→ SHORT TASK:
An exact copy of every record is needed.

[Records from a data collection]
• • •

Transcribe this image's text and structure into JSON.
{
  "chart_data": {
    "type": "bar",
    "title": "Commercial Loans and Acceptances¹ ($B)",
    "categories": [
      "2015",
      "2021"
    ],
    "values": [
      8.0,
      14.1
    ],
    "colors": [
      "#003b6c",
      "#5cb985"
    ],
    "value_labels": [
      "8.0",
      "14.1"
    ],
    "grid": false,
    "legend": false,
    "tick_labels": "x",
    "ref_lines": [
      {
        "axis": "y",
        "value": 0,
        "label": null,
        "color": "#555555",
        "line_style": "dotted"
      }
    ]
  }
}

• • •

→ WRITTEN ANSWER:
Transcribe this image's text and structure into JSON.
{
  "chart_data": {
    "type": "bar",
    "title": "Commercial Loans and Acceptances¹ ($B)",
    "categories": [
      "2015",
      "2021"
    ],
    "values": [
      8.0,
      14.1
    ],
    "colors": [
      "#003b6c",
      "#5cb985"
    ],
    "value_labels": [
      "8.0",
      "14.1"
    ],
    "grid": false,
    "legend": false,
    "tick_labels": "x",
    "ref_lines": [
      {
        "axis": "y",
        "value": 0,
        "label": null,
        "color": "#555555",
        "line_style": "dotted"
      }
    ]
  }
}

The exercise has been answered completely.